EXERCISE
Repeat every entry word for word, skipping the pictures.

SUPPLIED MATERIAL

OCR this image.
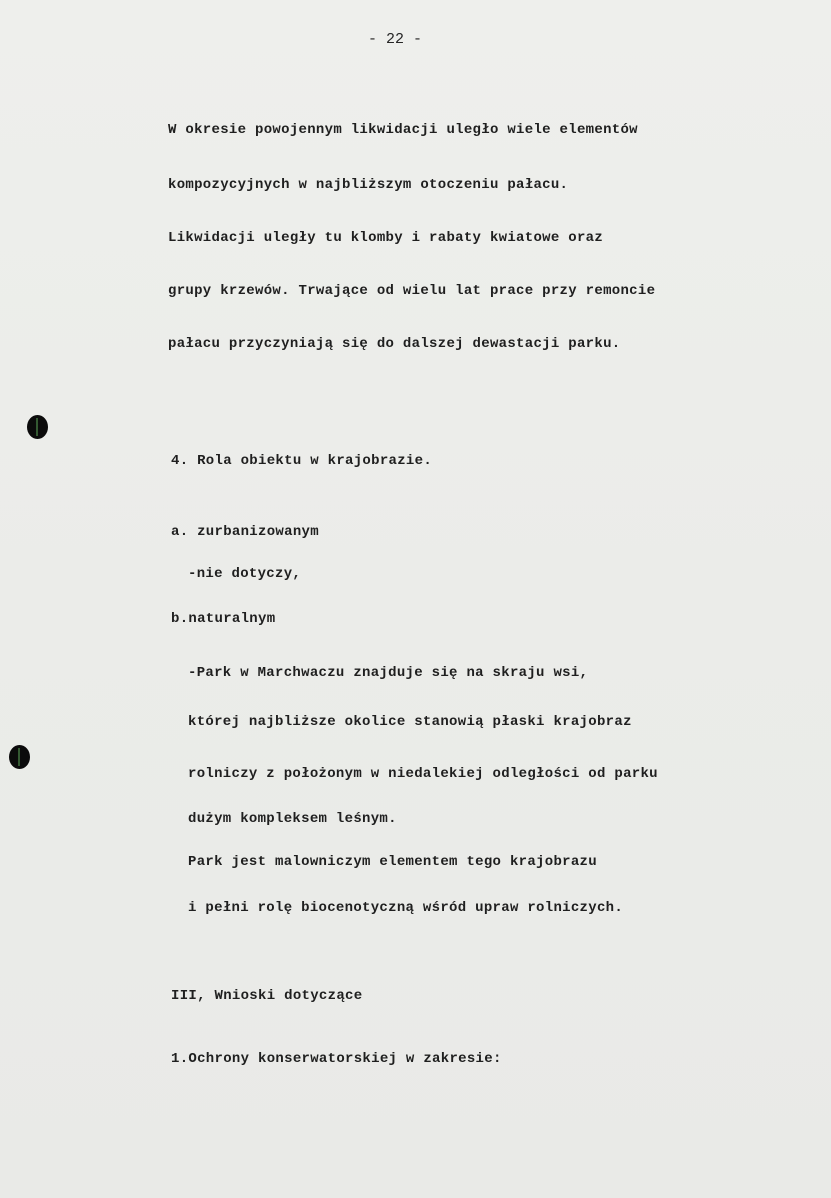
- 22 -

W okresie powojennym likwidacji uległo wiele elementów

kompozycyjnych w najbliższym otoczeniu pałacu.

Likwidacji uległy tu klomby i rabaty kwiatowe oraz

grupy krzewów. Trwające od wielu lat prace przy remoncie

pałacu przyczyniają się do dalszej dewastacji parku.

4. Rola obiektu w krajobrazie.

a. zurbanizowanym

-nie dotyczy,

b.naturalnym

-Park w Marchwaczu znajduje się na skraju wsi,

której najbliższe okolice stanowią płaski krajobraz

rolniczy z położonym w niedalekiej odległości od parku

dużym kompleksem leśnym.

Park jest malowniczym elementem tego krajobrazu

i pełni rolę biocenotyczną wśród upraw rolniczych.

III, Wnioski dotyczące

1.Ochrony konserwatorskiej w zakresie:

ANSWER BELOW
OCR this image.
- 22 -

W okresie powojennym likwidacji uległo wiele elementów

kompozycyjnych w najbliższym otoczeniu pałacu.

Likwidacji uległy tu klomby i rabaty kwiatowe oraz

grupy krzewów. Trwające od wielu lat prace przy remoncie

pałacu przyczyniają się do dalszej dewastacji parku.

4. Rola obiektu w krajobrazie.

a. zurbanizowanym

-nie dotyczy,

b.naturalnym

-Park w Marchwaczu znajduje się na skraju wsi,

której najbliższe okolice stanowią płaski krajobraz

rolniczy z położonym w niedalekiej odległości od parku

dużym kompleksem leśnym.

Park jest malowniczym elementem tego krajobrazu

i pełni rolę biocenotyczną wśród upraw rolniczych.

III, Wnioski dotyczące

1.Ochrony konserwatorskiej w zakresie:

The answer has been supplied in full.